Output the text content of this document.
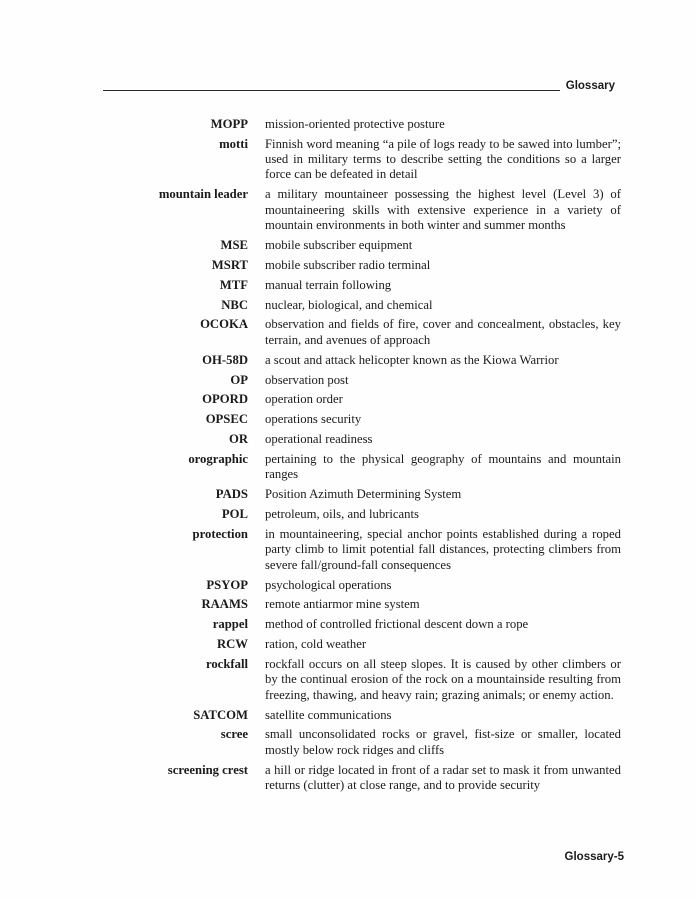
Glossary
MOPP mission-oriented protective posture
motti Finnish word meaning “a pile of logs ready to be sawed into lumber”; used in military terms to describe setting the conditions so a larger force can be defeated in detail
mountain leader a military mountaineer possessing the highest level (Level 3) of mountaineering skills with extensive experience in a variety of mountain environments in both winter and summer months
MSE mobile subscriber equipment
MSRT mobile subscriber radio terminal
MTF manual terrain following
NBC nuclear, biological, and chemical
OCOKA observation and fields of fire, cover and concealment, obstacles, key terrain, and avenues of approach
OH-58D a scout and attack helicopter known as the Kiowa Warrior
OP observation post
OPORD operation order
OPSEC operations security
OR operational readiness
orographic pertaining to the physical geography of mountains and mountain ranges
PADS Position Azimuth Determining System
POL petroleum, oils, and lubricants
protection in mountaineering, special anchor points established during a roped party climb to limit potential fall distances, protecting climbers from severe fall/ground-fall consequences
PSYOP psychological operations
RAAMS remote antiarmor mine system
rappel method of controlled frictional descent down a rope
RCW ration, cold weather
rockfall rockfall occurs on all steep slopes. It is caused by other climbers or by the continual erosion of the rock on a mountainside resulting from freezing, thawing, and heavy rain; grazing animals; or enemy action.
SATCOM satellite communications
scree small unconsolidated rocks or gravel, fist-size or smaller, located mostly below rock ridges and cliffs
screening crest a hill or ridge located in front of a radar set to mask it from unwanted returns (clutter) at close range, and to provide security
Glossary-5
-----
Aim of the task
Set the data above down again exactly as given, with no pictures.

Solution to the problem
Output the text content of this document.
Glossary
MOPP mission-oriented protective posture
motti Finnish word meaning “a pile of logs ready to be sawed into lumber”; used in military terms to describe setting the conditions so a larger force can be defeated in detail
mountain leader a military mountaineer possessing the highest level (Level 3) of mountaineering skills with extensive experience in a variety of mountain environments in both winter and summer months
MSE mobile subscriber equipment
MSRT mobile subscriber radio terminal
MTF manual terrain following
NBC nuclear, biological, and chemical
OCOKA observation and fields of fire, cover and concealment, obstacles, key terrain, and avenues of approach
OH-58D a scout and attack helicopter known as the Kiowa Warrior
OP observation post
OPORD operation order
OPSEC operations security
OR operational readiness
orographic pertaining to the physical geography of mountains and mountain ranges
PADS Position Azimuth Determining System
POL petroleum, oils, and lubricants
protection in mountaineering, special anchor points established during a roped party climb to limit potential fall distances, protecting climbers from severe fall/ground-fall consequences
PSYOP psychological operations
RAAMS remote antiarmor mine system
rappel method of controlled frictional descent down a rope
RCW ration, cold weather
rockfall rockfall occurs on all steep slopes. It is caused by other climbers or by the continual erosion of the rock on a mountainside resulting from freezing, thawing, and heavy rain; grazing animals; or enemy action.
SATCOM satellite communications
scree small unconsolidated rocks or gravel, fist-size or smaller, located mostly below rock ridges and cliffs
screening crest a hill or ridge located in front of a radar set to mask it from unwanted returns (clutter) at close range, and to provide security
Glossary-5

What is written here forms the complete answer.